▸ **Fragment**
○ ○ ○ ○ ○

30 111 Topinkomens

Nr. 65 BRIEF VAN DE MINISTER VAN BINNENLANDSE ZAKEN EN KONINKRIJKSRELATIES

Aan de Voorzitter van de Tweede Kamer der Staten-Generaal

Den Haag, 1 november 2013

De Wet normering bezoldiging topfunctionarissen publieke en semipublieke sector (WNT) is per 1 januari 2013 in werking getreden. Op 14 februari 2013 heb ik in een algemeen overleg met de vaste commissie voor Binnenlandse Zaken toegezegd mijn bevindingen over de uitvoering van de WNT in een tussentijdse rapportagebrief aan de Tweede Kamer voor te leggen (Kamerstuk 30 111, nr. 60). In deze brief ga ik in op diverse ontwikkelingen die in verband met het topinkomensbeleid actueel zijn. Voorts wil ik memoreren, dat mijn collega’s zich inspannen voor een goede uitvoering van de WNT, respectievelijk op andere wijze hun verantwoordelijkheid nemen om inhoud te geven aan het topinkomensbeleid veelal langs de lijnen van het regeerakkoord. In 2014 zal de eerste wettelijke WNT-rapportage aan beide Kamers worden toegezonden.

Het publieke debat over het topinkomensbeleid voor de publieke en semipublieke sector vindt de nodige weerklank in de samenleving. Dit debat is de weerspiegeling van een breed gedragen opvatting, dat het verstandig is om de (top-)inkomens beter te beheersen. Voor het kabinet is het huidige niveau van het ministersalaris een belangrijk ijkpunt voor het topinkomensbeleid. Het is verantwoord om de normering, respectievelijk maximering van topinkomens in de publieke en semipublieke sector hiernaar te richten.

Het publieke debat wordt eveneens gevoed door incidenten, die zich met regelmaat manifesteren. Deze incidenten hebben overigens geregeld een oorsprong van voor de inwerkingtreding van de WNT. Daar geldt dus het overgangsrecht. Die discussie kan het ongenoegen over excessieve bezoldigingen verder voeden. Belangrijker is echter, dat dergelijke incidenten vooral onderstrepen hoe belangrijk het is, dat we nu de WNT hebben. Het publieke debat wordt overigens zeker niet alleen door incidenten gevoed. Zo heeft de Commissie Behoorlijk Bestuur onder voorzitterschap van mevrouw F. Halsema op 11 september 2013 aan mijn collega van Economische Zaken het rapport «Een lastig gesprek» aangeboden. In dit rapport wordt eveneens aandacht geschonken aan het belang van topinkomensbeleid voor de publieke en semipublieke sector. Op dit moment bereidt mijn collega van Economische Zaken een kabinetsstandpunt over dit rapport voor.

○ ○ ○ ○ ○

▸ **Aangeleverde gegevens**
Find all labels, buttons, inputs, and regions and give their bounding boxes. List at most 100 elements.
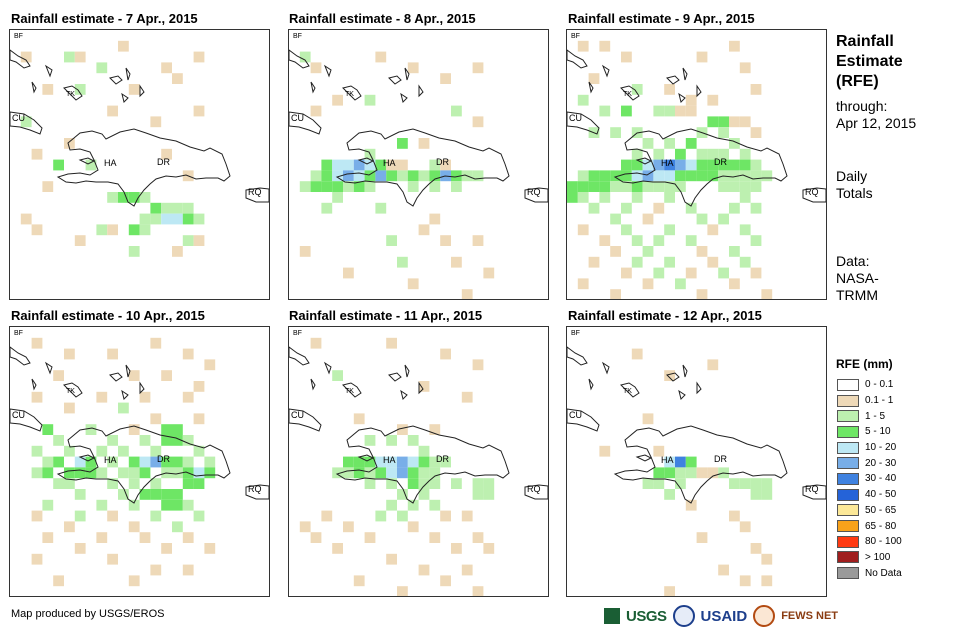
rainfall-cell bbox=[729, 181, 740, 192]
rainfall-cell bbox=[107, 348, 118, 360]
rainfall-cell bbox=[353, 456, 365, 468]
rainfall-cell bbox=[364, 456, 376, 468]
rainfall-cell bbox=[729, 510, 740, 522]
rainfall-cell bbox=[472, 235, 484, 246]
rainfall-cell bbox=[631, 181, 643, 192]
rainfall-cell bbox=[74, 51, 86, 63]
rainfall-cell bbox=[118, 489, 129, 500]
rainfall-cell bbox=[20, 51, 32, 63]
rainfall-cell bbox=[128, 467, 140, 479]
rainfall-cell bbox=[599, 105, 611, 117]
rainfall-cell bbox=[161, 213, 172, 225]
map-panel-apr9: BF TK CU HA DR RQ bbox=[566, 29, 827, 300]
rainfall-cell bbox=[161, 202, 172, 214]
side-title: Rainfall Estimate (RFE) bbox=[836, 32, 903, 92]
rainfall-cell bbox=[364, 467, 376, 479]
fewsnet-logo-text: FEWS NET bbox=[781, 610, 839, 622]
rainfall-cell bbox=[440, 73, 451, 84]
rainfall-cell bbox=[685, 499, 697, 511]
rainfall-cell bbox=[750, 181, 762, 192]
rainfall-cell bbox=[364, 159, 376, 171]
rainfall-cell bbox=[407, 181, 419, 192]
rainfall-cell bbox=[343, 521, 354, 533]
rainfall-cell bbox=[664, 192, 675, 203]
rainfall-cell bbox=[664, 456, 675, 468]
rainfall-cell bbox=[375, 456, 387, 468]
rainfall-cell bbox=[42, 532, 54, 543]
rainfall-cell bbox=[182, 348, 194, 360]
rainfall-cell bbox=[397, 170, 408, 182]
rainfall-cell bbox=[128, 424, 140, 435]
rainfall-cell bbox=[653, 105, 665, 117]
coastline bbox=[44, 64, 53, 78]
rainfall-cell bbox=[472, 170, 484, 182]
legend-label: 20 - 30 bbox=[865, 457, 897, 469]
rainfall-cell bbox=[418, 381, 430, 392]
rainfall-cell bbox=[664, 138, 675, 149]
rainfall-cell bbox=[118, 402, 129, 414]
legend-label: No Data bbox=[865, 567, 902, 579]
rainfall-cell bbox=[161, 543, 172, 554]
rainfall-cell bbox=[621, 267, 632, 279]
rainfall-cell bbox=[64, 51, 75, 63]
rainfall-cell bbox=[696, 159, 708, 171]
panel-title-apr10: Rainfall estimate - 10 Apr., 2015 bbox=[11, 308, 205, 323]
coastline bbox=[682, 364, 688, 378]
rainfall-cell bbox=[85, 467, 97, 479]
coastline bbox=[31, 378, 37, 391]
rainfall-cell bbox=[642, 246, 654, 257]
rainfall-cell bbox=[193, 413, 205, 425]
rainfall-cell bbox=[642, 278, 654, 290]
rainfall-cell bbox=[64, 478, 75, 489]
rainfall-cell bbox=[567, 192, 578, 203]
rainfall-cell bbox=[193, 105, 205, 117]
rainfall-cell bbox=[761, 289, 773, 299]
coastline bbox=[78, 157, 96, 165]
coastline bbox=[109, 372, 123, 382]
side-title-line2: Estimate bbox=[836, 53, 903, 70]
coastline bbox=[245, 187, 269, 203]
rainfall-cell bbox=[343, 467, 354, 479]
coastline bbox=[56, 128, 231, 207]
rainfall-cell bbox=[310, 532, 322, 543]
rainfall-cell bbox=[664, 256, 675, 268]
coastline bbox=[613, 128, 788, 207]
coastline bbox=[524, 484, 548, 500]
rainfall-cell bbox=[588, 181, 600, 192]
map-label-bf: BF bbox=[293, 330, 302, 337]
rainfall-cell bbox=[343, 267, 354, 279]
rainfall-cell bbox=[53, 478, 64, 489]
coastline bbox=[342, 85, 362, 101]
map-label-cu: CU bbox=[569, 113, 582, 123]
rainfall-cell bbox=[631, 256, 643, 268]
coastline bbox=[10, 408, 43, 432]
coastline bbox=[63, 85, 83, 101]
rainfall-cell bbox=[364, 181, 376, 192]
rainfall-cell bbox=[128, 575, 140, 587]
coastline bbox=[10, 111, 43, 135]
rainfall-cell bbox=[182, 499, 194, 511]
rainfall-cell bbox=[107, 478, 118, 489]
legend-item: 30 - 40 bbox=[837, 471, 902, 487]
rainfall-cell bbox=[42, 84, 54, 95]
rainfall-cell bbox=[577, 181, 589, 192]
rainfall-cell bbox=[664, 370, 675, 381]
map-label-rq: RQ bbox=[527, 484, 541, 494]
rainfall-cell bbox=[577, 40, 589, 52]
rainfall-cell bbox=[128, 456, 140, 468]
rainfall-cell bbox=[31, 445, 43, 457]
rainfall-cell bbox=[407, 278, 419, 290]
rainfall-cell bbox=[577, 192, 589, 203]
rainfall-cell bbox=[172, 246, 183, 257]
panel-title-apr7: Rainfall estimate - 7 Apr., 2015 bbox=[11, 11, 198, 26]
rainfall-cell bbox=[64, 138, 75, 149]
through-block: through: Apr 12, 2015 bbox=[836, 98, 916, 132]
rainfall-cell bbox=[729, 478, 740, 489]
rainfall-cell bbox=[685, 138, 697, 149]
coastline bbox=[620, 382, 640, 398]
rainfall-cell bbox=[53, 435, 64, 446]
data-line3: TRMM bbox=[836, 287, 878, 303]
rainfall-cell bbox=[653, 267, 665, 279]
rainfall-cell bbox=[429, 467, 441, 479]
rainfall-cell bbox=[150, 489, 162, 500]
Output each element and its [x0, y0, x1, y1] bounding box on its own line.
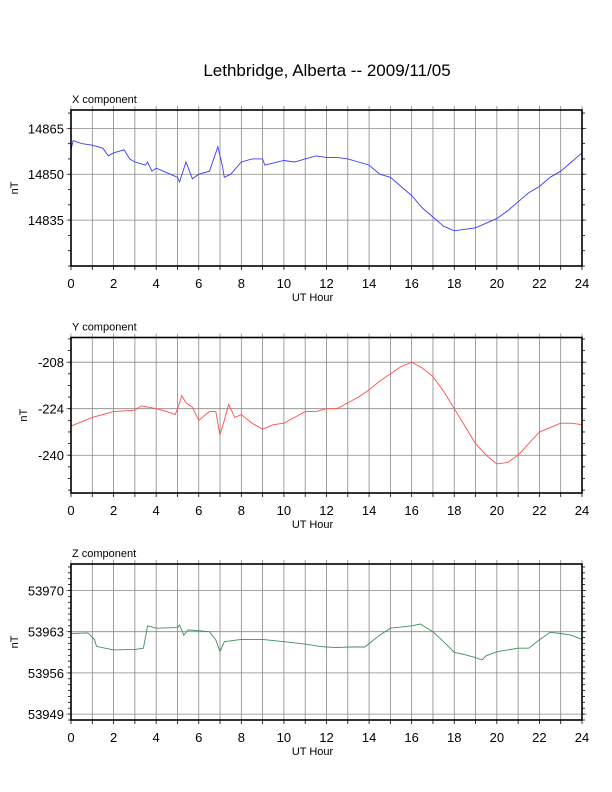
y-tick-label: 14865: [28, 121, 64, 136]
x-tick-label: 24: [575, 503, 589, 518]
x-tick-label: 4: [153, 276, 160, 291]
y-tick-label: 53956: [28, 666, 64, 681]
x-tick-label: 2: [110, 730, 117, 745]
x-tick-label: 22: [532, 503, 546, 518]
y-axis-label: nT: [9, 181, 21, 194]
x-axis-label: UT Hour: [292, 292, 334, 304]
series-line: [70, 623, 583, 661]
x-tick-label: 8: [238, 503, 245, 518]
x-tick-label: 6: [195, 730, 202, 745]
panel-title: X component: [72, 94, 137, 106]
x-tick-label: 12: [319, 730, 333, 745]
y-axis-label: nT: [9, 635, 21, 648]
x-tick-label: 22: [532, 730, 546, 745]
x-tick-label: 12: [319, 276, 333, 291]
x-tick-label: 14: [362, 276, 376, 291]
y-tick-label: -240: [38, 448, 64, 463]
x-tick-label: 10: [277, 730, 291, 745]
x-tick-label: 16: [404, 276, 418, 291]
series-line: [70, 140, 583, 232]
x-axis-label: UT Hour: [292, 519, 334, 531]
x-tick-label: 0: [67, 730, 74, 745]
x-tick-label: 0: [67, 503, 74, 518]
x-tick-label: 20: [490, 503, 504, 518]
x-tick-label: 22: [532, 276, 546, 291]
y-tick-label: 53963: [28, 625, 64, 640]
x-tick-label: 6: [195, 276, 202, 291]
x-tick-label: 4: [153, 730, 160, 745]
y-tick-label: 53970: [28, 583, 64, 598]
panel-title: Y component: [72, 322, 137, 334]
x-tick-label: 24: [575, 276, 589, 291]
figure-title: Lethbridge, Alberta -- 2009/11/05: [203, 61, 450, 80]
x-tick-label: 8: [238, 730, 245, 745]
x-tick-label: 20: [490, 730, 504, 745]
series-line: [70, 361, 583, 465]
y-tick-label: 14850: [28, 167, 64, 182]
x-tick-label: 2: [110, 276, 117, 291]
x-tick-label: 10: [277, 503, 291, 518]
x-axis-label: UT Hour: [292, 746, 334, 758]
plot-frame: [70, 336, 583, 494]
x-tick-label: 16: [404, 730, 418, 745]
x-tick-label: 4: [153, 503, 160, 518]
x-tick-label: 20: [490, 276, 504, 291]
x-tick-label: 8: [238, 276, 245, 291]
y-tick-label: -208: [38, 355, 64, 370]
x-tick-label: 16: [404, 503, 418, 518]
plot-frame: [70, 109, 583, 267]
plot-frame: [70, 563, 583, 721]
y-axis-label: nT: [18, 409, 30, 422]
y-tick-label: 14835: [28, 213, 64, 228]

○ ○ ○ ○ ○

▸ **Opdracht**
Leg uit waarom volgens de brief over topinkomens voor veel van de genoemde incidenten het overgangsrecht geldt.

▸ **Antwoord**
Deze incidenten hebben geregeld een oorsprong van vóór de inwerkingtreding van de WNT op 1 januari 2013. Omdat ze dus van vóór de wet dateren, geldt daarvoor het overgangsrecht.